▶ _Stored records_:
___

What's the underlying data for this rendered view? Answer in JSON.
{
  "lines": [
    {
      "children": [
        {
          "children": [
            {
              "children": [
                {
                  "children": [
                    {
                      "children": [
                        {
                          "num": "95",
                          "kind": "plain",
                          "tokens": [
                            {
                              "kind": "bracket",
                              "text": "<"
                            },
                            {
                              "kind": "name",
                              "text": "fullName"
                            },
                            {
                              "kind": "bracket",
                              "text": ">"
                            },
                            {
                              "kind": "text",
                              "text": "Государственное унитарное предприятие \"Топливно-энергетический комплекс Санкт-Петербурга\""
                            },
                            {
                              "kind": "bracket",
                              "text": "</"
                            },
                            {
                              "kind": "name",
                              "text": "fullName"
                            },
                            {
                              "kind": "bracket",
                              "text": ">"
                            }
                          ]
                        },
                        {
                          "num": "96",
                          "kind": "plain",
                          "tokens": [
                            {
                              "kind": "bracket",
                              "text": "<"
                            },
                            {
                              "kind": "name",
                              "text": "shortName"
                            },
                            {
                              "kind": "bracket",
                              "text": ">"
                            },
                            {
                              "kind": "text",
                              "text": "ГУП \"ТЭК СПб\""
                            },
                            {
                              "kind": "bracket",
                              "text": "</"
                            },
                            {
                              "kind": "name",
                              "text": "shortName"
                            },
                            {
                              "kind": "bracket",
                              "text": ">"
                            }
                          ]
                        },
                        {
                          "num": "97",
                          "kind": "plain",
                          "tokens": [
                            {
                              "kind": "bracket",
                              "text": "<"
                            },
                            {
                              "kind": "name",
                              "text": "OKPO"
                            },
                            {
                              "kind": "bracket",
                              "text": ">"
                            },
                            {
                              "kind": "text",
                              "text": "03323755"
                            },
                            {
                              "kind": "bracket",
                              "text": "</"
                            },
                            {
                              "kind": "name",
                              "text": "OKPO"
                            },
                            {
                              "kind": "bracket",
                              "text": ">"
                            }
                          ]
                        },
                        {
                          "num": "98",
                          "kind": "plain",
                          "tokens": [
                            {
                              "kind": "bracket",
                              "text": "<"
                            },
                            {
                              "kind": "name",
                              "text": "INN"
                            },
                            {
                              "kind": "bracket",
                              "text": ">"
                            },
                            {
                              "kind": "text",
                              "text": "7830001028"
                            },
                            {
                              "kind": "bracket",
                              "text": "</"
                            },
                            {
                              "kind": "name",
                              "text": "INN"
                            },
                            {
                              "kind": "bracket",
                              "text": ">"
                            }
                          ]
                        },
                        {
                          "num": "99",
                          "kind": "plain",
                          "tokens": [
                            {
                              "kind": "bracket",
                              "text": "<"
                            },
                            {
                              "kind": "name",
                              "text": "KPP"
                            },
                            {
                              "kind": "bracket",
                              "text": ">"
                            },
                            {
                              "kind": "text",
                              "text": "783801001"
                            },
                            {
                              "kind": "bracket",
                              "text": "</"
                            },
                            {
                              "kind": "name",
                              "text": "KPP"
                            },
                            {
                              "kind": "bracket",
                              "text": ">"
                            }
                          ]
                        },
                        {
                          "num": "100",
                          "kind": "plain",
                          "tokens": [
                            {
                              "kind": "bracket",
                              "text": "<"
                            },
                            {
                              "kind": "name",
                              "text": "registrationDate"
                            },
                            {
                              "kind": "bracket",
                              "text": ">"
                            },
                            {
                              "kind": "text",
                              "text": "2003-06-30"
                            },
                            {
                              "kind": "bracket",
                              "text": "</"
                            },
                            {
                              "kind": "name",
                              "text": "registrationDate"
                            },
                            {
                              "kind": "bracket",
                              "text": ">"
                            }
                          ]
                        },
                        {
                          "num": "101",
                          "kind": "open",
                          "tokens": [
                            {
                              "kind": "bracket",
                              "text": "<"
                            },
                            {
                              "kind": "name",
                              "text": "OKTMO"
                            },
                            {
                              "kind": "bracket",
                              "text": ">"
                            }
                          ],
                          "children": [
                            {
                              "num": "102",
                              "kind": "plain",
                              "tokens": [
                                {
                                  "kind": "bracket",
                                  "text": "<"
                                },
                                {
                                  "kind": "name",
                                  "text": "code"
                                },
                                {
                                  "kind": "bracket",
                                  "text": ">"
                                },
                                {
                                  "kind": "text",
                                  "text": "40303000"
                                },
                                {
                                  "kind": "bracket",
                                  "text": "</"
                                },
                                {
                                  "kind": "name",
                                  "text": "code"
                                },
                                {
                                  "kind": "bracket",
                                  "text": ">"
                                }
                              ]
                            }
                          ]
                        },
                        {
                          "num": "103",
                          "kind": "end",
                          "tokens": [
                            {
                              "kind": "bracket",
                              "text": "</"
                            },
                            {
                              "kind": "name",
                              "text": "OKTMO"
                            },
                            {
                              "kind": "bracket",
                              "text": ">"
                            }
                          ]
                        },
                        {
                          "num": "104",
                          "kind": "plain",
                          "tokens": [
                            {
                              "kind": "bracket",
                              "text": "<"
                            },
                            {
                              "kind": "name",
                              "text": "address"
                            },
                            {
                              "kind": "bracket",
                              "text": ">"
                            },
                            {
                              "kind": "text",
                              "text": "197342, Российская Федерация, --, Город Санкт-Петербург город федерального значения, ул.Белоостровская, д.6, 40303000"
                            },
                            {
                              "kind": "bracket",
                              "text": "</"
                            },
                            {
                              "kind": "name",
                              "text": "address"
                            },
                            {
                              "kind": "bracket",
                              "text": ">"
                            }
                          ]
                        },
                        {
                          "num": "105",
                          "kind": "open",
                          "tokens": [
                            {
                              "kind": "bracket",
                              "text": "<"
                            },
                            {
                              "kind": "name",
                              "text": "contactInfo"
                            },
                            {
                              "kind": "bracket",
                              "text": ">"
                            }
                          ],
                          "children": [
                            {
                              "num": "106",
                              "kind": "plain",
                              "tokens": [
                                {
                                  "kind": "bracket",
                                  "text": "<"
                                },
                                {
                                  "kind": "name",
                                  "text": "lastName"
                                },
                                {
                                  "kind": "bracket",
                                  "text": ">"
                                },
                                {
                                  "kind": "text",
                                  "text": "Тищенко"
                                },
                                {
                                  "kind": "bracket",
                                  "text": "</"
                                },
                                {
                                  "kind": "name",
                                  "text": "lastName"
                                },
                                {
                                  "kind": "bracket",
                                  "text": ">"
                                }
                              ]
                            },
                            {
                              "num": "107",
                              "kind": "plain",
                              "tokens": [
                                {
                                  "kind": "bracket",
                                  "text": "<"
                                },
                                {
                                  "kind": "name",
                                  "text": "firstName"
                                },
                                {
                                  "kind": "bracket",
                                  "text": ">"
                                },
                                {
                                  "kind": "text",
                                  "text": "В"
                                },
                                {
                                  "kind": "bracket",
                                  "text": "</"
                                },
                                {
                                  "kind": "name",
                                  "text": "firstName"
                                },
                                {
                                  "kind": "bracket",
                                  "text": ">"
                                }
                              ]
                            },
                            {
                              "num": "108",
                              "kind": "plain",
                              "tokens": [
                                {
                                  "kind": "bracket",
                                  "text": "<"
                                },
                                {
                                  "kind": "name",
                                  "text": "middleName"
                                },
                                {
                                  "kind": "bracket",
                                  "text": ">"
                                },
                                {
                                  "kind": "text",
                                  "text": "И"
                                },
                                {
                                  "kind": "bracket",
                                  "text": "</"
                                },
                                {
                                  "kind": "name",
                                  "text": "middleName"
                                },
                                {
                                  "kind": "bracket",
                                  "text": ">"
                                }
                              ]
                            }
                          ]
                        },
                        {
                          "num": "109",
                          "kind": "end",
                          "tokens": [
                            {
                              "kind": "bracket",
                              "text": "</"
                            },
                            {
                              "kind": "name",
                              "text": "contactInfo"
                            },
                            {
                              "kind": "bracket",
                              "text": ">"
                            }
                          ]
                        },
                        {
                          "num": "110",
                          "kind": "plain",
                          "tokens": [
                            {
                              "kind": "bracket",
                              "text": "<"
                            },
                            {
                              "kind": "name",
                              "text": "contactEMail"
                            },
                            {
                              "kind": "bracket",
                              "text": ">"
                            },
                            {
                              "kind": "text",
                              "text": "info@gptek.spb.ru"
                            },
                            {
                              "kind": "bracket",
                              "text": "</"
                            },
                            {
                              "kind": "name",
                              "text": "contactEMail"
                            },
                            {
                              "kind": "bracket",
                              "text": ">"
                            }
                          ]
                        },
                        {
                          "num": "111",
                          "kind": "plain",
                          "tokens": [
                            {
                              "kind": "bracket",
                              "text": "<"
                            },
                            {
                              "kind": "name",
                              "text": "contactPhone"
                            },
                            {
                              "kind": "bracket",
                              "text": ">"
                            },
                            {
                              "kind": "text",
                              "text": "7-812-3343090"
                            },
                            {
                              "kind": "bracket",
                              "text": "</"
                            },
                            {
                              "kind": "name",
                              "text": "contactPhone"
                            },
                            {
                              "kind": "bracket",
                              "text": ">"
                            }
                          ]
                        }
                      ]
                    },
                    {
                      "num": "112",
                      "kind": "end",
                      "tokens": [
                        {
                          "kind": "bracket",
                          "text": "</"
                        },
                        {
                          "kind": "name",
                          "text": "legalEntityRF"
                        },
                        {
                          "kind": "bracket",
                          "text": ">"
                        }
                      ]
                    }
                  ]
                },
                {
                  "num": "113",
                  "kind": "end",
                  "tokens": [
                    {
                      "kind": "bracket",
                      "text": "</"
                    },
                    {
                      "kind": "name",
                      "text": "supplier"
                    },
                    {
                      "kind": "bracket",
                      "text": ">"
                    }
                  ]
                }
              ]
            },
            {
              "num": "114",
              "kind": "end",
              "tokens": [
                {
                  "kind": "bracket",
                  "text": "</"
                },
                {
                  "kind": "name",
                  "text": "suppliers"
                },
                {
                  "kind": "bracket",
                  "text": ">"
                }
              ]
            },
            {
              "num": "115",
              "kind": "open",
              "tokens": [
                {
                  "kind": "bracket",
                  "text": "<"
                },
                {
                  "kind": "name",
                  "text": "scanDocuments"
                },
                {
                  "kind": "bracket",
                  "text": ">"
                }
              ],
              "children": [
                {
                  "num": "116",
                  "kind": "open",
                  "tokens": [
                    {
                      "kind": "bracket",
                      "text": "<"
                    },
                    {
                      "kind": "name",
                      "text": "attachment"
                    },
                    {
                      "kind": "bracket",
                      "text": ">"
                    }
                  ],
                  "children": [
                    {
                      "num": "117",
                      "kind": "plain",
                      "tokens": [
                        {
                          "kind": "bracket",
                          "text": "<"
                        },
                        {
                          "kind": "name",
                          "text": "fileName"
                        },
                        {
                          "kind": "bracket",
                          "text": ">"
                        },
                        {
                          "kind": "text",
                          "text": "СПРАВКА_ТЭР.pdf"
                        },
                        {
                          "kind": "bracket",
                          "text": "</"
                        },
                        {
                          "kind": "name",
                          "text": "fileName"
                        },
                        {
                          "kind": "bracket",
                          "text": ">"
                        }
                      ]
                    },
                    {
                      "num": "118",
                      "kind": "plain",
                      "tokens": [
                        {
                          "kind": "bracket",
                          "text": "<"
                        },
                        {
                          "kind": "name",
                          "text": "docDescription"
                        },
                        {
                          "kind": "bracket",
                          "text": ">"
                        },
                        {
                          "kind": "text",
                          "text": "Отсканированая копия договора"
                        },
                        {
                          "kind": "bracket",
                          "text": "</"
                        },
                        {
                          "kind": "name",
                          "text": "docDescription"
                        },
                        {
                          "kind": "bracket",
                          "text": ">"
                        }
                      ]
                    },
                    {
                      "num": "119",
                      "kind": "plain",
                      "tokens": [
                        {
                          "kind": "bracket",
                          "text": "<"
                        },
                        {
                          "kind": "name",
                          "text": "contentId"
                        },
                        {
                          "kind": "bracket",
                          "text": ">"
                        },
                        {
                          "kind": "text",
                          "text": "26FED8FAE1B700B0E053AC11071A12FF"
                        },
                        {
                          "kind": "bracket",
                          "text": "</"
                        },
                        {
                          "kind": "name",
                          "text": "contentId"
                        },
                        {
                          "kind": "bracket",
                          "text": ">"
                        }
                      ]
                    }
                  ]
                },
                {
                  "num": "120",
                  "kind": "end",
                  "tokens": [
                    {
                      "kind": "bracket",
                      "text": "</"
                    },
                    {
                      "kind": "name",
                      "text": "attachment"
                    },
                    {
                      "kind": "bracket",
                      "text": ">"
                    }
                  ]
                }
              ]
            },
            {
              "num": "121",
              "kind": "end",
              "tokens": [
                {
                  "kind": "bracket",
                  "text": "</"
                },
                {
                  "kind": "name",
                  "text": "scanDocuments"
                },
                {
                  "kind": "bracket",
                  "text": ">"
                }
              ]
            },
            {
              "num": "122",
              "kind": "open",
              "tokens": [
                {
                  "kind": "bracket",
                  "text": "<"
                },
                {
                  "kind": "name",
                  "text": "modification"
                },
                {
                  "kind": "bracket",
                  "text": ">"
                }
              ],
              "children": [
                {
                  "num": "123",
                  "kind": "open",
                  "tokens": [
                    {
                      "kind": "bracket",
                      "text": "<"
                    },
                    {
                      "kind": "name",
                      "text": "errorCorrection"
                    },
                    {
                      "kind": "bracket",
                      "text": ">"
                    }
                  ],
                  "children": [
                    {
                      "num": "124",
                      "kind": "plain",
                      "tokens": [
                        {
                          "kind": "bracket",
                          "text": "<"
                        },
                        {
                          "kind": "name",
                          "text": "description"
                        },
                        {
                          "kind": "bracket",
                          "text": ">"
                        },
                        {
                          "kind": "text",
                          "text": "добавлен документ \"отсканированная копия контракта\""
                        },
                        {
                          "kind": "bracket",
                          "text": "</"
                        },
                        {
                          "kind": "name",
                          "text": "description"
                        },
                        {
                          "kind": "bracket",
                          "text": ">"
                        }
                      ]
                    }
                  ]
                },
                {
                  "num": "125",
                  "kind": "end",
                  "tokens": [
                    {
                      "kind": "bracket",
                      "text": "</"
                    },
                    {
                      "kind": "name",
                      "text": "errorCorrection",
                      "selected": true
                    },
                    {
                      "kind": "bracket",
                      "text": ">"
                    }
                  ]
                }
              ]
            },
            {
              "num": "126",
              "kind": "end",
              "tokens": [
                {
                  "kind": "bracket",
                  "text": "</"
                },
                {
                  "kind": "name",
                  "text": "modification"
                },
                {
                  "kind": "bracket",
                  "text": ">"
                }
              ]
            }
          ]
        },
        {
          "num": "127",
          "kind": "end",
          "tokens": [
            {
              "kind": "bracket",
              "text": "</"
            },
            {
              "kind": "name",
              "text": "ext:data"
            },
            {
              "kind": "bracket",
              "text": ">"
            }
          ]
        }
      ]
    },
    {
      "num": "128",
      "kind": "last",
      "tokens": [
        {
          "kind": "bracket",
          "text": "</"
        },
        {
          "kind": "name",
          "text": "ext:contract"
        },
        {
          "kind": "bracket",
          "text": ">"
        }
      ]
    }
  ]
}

___

Show all lines from the records above where the word "errorCorrection" occurs.

▶ _Completed exercise_:
                      "text": "errorCorrection"
                      "text": "errorCorrection",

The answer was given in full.